(Extracted data entries):
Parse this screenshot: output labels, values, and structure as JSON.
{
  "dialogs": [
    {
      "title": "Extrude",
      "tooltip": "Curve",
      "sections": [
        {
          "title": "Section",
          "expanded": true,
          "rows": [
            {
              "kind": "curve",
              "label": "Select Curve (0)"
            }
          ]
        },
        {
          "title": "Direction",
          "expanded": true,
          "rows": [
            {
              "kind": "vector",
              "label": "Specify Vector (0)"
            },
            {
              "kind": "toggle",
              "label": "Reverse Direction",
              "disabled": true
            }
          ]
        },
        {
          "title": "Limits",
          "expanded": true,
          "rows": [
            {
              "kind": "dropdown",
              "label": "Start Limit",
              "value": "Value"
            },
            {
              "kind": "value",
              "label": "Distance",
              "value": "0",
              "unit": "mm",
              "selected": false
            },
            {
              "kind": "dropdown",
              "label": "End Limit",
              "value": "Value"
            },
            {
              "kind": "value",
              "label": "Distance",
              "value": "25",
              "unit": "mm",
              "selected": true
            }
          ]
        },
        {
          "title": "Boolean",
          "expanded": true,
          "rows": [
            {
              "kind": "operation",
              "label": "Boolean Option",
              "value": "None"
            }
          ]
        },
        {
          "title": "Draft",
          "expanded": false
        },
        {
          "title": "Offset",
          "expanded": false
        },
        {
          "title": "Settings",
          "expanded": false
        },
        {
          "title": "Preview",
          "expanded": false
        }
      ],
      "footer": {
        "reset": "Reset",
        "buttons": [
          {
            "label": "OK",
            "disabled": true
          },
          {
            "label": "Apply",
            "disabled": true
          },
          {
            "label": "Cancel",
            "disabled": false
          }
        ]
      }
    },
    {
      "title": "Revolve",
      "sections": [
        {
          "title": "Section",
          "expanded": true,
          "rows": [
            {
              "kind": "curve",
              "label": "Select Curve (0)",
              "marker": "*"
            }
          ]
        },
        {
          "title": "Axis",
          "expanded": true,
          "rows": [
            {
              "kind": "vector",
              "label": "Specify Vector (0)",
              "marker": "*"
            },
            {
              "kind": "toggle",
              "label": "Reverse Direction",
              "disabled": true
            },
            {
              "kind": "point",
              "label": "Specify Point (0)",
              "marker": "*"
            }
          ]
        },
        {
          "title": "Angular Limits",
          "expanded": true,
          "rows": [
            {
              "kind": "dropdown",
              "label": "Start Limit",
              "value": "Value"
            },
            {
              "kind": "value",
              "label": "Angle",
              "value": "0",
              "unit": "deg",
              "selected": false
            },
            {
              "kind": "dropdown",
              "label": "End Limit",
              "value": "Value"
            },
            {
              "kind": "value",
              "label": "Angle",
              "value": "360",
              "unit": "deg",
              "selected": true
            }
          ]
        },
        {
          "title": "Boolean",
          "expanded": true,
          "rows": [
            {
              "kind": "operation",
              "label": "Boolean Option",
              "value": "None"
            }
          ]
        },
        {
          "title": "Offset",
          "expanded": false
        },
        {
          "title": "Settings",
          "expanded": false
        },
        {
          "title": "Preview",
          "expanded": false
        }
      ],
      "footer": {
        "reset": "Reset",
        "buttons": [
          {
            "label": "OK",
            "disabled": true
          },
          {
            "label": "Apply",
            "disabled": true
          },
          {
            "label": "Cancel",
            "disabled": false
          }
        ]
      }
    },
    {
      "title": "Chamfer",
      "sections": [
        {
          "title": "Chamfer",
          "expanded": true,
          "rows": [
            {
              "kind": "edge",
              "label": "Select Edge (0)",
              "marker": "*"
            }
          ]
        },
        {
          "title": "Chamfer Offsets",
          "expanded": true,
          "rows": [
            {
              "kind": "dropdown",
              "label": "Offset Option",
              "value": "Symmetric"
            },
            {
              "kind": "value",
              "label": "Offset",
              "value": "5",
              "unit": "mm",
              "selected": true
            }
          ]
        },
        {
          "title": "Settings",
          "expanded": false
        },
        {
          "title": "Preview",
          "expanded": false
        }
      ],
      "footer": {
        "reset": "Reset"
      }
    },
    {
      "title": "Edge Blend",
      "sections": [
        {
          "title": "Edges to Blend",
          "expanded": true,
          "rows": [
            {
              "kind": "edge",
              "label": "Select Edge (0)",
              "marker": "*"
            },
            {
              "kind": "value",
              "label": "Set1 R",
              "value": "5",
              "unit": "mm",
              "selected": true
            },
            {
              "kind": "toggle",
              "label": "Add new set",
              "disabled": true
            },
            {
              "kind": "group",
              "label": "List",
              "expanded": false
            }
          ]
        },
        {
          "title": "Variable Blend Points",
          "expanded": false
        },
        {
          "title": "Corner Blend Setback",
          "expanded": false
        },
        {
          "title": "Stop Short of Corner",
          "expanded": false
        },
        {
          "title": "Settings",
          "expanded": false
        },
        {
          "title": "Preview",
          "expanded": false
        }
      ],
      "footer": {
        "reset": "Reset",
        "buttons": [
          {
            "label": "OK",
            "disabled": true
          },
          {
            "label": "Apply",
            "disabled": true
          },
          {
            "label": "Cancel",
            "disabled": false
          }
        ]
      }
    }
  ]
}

(WHAT IS REQUIRED): Of all the lines above, how many contain "Specify"? Give the number and nothing more.

(FULL RESPONSE): 3